== GIVEN INSTRUCTION ==
Leave out any picture and return the remaining listing below exactly as given.
** Begin **
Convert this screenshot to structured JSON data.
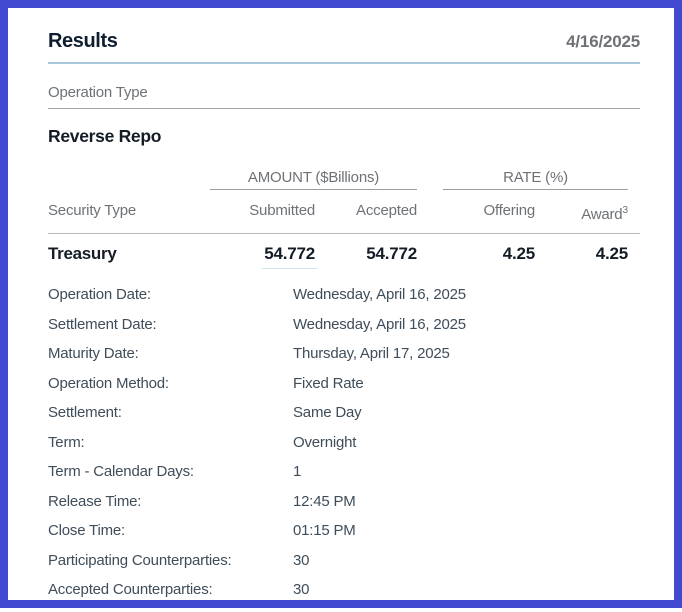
{
  "colors": {
    "frame_border": "#424ad1",
    "title_text": "#0e1e30",
    "muted_text": "#6e7276",
    "dark_text": "#141c26",
    "detail_text": "#3f4d59",
    "title_rule_blue": "#a7c9db",
    "thin_rule_gray": "#a2a6a9",
    "group_header_rule": "#9b9fa2",
    "table_header_rule": "#b6b9bb",
    "submitted_value_underline": "#d5e5ee"
  },
  "header": {
    "title": "Results",
    "date": "4/16/2025"
  },
  "operation_type": {
    "label": "Operation Type",
    "value": "Reverse Repo"
  },
  "results_table": {
    "group_headers": {
      "amount": "AMOUNT ($Billions)",
      "rate": "RATE (%)"
    },
    "columns": {
      "security_type": "Security Type",
      "submitted": "Submitted",
      "accepted": "Accepted",
      "offering": "Offering",
      "award": "Award",
      "award_footnote": "3"
    },
    "rows": [
      {
        "security_type": "Treasury",
        "submitted": "54.772",
        "accepted": "54.772",
        "offering": "4.25",
        "award": "4.25"
      }
    ]
  },
  "details": {
    "items": [
      {
        "label": "Operation Date:",
        "value": "Wednesday, April 16, 2025"
      },
      {
        "label": "Settlement Date:",
        "value": "Wednesday, April 16, 2025"
      },
      {
        "label": "Maturity Date:",
        "value": "Thursday, April 17, 2025"
      },
      {
        "label": "Operation Method:",
        "value": "Fixed Rate"
      },
      {
        "label": "Settlement:",
        "value": "Same Day"
      },
      {
        "label": "Term:",
        "value": "Overnight"
      },
      {
        "label": "Term - Calendar Days:",
        "value": "1"
      },
      {
        "label": "Release Time:",
        "value": "12:45 PM"
      },
      {
        "label": "Close Time:",
        "value": "01:15 PM"
      },
      {
        "label": "Participating Counterparties:",
        "value": "30"
      },
      {
        "label": "Accepted Counterparties:",
        "value": "30"
      }
    ]
  }
}
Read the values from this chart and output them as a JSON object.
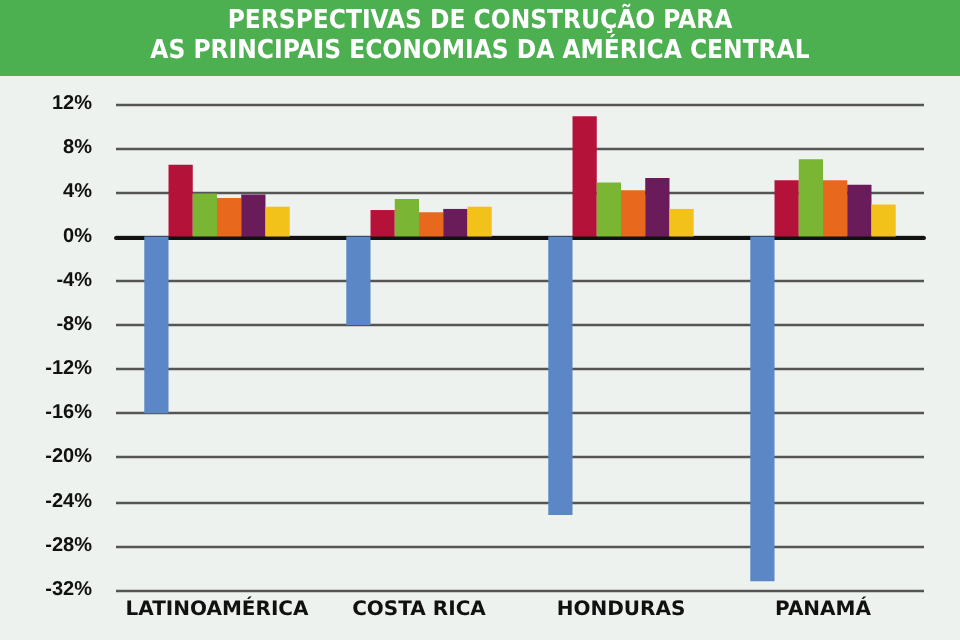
** End **
== THE COMPLETED TASK ==
Convert this screenshot to structured JSON data.
{
  "colors": {
    "frame_border": "#424ad1",
    "title_text": "#0e1e30",
    "muted_text": "#6e7276",
    "dark_text": "#141c26",
    "detail_text": "#3f4d59",
    "title_rule_blue": "#a7c9db",
    "thin_rule_gray": "#a2a6a9",
    "group_header_rule": "#9b9fa2",
    "table_header_rule": "#b6b9bb",
    "submitted_value_underline": "#d5e5ee"
  },
  "header": {
    "title": "Results",
    "date": "4/16/2025"
  },
  "operation_type": {
    "label": "Operation Type",
    "value": "Reverse Repo"
  },
  "results_table": {
    "group_headers": {
      "amount": "AMOUNT ($Billions)",
      "rate": "RATE (%)"
    },
    "columns": {
      "security_type": "Security Type",
      "submitted": "Submitted",
      "accepted": "Accepted",
      "offering": "Offering",
      "award": "Award",
      "award_footnote": "3"
    },
    "rows": [
      {
        "security_type": "Treasury",
        "submitted": "54.772",
        "accepted": "54.772",
        "offering": "4.25",
        "award": "4.25"
      }
    ]
  },
  "details": {
    "items": [
      {
        "label": "Operation Date:",
        "value": "Wednesday, April 16, 2025"
      },
      {
        "label": "Settlement Date:",
        "value": "Wednesday, April 16, 2025"
      },
      {
        "label": "Maturity Date:",
        "value": "Thursday, April 17, 2025"
      },
      {
        "label": "Operation Method:",
        "value": "Fixed Rate"
      },
      {
        "label": "Settlement:",
        "value": "Same Day"
      },
      {
        "label": "Term:",
        "value": "Overnight"
      },
      {
        "label": "Term - Calendar Days:",
        "value": "1"
      },
      {
        "label": "Release Time:",
        "value": "12:45 PM"
      },
      {
        "label": "Close Time:",
        "value": "01:15 PM"
      },
      {
        "label": "Participating Counterparties:",
        "value": "30"
      },
      {
        "label": "Accepted Counterparties:",
        "value": "30"
      }
    ]
  }
}
Read the values from this chart and output them as a JSON object.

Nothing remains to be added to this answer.